Work to be completed » All records must be quoted exactly. Omit the pictures.

:: Data in this exercise

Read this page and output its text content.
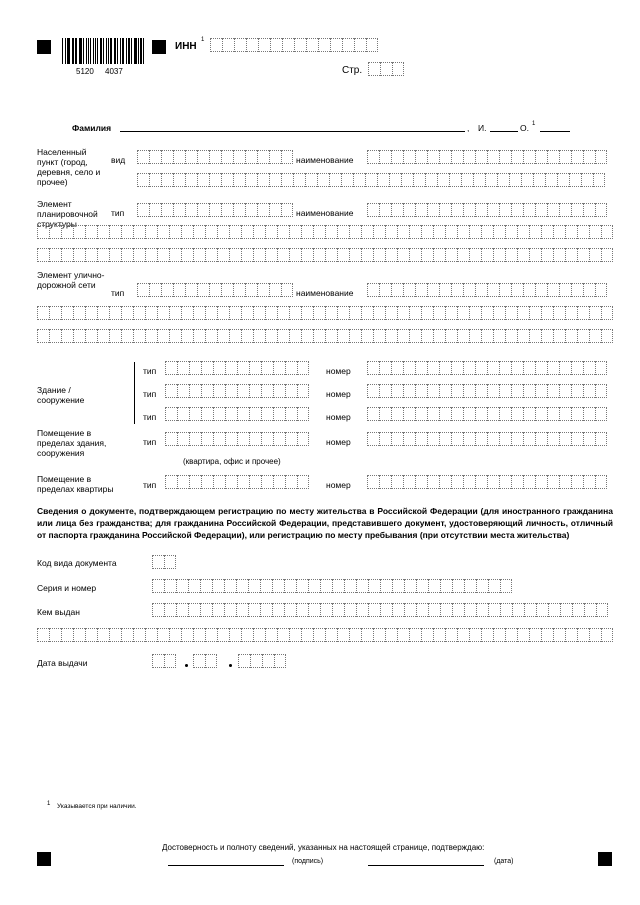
5120 4037
ИНН
1
Стр.
Фамилия	, И.	О. 1
Населенный пункт (город, деревня, село и прочее)
вид	наименование
Элемент планировочной структуры
тип	наименование
Элемент улично-дорожной сети
тип	наименование
Здание / сооружение
тип	номер
тип	номер
тип	номер
Помещение в пределах здания, сооружения
тип	номер
(квартира, офис и прочее)
Помещение в пределах квартиры	тип	номер
Сведения о документе, подтверждающем регистрацию по месту жительства в Российской Федерации (для иностранного гражданина или лица без гражданства; для гражданина Российской Федерации, представившего документ, удостоверяющий личность, отличный от паспорта гражданина Российской Федерации), или регистрацию по месту пребывания (при отсутствии места жительства)
Код вида документа
Серия и номер
Кем выдан
Дата выдачи
1 Указывается при наличии.
Достоверность и полноту сведений, указанных на настоящей странице, подтверждаю:
(подпись)	(дата)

::::

Worked solution »
Read this page and output its text content.
5120 4037
ИНН
1
Стр.
Фамилия	, И.	О. 1
Населенный пункт (город, деревня, село и прочее)
вид	наименование
Элемент планировочной структуры
тип	наименование
Элемент улично-дорожной сети
тип	наименование
Здание / сооружение
тип	номер
тип	номер
тип	номер
Помещение в пределах здания, сооружения
тип	номер
(квартира, офис и прочее)
Помещение в пределах квартиры	тип	номер
Сведения о документе, подтверждающем регистрацию по месту жительства в Российской Федерации (для иностранного гражданина или лица без гражданства; для гражданина Российской Федерации, представившего документ, удостоверяющий личность, отличный от паспорта гражданина Российской Федерации), или регистрацию по месту пребывания (при отсутствии места жительства)
Код вида документа
Серия и номер
Кем выдан
Дата выдачи
1 Указывается при наличии.
Достоверность и полноту сведений, указанных на настоящей странице, подтверждаю:
(подпись)	(дата)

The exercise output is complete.